Layout annotation data:

_ _ _ _ _ _ _

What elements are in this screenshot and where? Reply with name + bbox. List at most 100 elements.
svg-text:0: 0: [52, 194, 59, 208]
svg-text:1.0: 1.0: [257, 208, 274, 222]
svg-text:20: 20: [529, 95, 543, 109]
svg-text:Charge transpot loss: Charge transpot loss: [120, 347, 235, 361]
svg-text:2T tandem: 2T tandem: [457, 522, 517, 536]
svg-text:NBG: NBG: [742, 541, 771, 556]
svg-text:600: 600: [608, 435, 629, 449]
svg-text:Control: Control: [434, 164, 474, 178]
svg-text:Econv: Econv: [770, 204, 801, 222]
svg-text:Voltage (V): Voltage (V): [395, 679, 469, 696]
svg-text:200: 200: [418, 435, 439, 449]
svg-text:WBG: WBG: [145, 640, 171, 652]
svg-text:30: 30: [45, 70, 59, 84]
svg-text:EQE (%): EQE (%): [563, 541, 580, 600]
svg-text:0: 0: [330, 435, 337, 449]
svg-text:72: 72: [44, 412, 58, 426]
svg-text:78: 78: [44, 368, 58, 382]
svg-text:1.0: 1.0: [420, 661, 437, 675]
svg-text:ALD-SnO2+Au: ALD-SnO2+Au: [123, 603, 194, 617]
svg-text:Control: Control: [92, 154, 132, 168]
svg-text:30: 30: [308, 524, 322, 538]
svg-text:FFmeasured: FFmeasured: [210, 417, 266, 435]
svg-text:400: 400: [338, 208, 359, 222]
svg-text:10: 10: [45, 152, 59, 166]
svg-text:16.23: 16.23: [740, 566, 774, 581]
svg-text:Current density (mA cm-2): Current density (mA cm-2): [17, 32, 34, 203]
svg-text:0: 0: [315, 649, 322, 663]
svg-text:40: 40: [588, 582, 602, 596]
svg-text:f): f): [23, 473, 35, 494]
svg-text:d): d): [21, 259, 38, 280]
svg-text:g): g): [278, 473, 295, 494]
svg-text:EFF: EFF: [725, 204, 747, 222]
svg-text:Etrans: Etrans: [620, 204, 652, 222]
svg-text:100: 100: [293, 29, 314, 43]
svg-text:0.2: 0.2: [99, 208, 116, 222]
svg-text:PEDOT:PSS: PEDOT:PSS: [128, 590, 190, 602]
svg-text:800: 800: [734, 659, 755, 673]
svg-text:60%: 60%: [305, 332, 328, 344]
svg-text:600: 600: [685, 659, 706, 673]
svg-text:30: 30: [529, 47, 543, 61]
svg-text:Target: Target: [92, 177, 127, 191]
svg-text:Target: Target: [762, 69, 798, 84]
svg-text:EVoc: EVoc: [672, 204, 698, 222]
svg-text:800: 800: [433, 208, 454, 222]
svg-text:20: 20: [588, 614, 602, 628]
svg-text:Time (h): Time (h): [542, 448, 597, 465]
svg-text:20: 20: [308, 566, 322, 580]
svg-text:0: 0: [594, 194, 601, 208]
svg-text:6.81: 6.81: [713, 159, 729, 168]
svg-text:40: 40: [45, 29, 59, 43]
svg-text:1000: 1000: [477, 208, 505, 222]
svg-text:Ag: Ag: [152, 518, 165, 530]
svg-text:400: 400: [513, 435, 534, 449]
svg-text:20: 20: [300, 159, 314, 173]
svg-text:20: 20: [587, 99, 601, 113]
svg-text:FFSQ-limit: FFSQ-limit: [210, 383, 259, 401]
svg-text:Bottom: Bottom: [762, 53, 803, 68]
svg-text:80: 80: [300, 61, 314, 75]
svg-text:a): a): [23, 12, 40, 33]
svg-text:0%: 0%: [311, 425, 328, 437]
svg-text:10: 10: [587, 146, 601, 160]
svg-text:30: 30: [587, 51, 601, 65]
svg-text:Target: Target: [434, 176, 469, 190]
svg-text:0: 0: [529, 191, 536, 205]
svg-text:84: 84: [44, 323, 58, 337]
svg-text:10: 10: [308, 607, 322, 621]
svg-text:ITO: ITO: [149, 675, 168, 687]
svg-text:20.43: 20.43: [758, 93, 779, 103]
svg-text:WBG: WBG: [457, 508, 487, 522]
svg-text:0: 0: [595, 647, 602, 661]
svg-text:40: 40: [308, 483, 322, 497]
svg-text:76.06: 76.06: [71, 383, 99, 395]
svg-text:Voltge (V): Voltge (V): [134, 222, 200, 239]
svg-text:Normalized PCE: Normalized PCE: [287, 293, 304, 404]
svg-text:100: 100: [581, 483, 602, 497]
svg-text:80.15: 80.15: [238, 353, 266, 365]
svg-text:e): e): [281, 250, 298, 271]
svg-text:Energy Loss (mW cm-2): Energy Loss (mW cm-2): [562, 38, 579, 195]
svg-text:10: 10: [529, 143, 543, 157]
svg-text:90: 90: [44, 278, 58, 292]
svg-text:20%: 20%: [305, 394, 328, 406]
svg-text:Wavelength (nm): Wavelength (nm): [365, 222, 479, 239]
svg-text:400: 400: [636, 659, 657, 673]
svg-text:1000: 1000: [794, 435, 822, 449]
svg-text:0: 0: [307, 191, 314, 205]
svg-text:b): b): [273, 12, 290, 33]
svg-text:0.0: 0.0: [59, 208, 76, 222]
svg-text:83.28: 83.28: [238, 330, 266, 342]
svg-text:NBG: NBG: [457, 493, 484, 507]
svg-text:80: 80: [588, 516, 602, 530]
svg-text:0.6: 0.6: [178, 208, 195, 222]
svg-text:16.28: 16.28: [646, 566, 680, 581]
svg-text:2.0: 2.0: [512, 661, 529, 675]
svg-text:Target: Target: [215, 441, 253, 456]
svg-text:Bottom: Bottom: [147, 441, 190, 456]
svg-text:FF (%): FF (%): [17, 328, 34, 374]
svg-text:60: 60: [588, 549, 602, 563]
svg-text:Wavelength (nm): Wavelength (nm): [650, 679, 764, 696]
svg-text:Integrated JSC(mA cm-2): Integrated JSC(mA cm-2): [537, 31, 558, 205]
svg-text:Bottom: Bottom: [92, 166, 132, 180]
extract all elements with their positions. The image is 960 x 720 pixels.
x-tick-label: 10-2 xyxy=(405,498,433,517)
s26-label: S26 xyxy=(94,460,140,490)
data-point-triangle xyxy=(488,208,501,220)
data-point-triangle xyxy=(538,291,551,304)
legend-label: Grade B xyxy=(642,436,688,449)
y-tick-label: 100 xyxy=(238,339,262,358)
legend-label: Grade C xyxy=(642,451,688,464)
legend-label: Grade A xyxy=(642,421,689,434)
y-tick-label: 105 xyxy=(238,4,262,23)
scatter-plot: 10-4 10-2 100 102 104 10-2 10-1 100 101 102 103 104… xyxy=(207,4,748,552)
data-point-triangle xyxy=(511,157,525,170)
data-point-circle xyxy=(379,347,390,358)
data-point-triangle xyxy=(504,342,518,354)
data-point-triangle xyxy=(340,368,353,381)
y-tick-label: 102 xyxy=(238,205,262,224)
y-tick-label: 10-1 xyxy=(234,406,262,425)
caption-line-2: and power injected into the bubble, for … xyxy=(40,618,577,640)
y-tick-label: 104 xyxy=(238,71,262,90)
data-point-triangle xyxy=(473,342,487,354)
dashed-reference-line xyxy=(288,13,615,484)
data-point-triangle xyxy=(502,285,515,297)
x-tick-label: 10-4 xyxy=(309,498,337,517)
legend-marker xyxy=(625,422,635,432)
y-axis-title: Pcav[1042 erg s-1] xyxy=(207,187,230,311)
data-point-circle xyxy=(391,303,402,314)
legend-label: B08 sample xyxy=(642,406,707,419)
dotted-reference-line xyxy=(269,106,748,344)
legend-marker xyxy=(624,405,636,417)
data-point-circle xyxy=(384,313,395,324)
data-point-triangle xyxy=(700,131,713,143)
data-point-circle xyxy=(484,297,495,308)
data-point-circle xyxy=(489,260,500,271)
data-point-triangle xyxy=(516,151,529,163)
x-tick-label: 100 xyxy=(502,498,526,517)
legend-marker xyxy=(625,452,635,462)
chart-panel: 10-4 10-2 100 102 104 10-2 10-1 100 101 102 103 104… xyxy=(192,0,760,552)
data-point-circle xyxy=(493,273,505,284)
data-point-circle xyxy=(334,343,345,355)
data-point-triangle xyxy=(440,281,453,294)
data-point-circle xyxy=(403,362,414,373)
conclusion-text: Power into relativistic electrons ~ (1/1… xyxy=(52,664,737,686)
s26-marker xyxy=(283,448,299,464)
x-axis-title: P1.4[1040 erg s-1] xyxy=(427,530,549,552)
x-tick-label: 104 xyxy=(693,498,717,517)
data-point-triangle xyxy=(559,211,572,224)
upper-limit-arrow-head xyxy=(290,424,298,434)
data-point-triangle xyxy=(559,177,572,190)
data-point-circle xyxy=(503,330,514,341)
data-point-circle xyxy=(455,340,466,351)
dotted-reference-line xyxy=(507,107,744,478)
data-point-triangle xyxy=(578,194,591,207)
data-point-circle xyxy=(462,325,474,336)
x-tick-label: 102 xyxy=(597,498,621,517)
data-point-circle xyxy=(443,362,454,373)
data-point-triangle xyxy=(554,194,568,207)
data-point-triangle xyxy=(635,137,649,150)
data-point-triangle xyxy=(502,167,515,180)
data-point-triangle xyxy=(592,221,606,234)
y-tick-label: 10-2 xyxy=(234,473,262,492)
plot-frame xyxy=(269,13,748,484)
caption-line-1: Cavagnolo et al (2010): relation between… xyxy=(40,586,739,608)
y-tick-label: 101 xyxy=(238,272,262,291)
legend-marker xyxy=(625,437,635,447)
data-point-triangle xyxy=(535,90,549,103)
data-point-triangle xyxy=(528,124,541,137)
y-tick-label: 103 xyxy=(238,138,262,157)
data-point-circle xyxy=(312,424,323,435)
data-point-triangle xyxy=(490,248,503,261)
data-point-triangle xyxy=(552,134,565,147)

_ _ _ _ _ _ _

Gather every line of the listing above that contains the string "limit", treating uppercase and lowercase as different.

svg-text:FFSQ-limit: FFSQ-limit: [210, 383, 259, 401]
upper-limit-arrow-head xyxy=(290,424,298,434)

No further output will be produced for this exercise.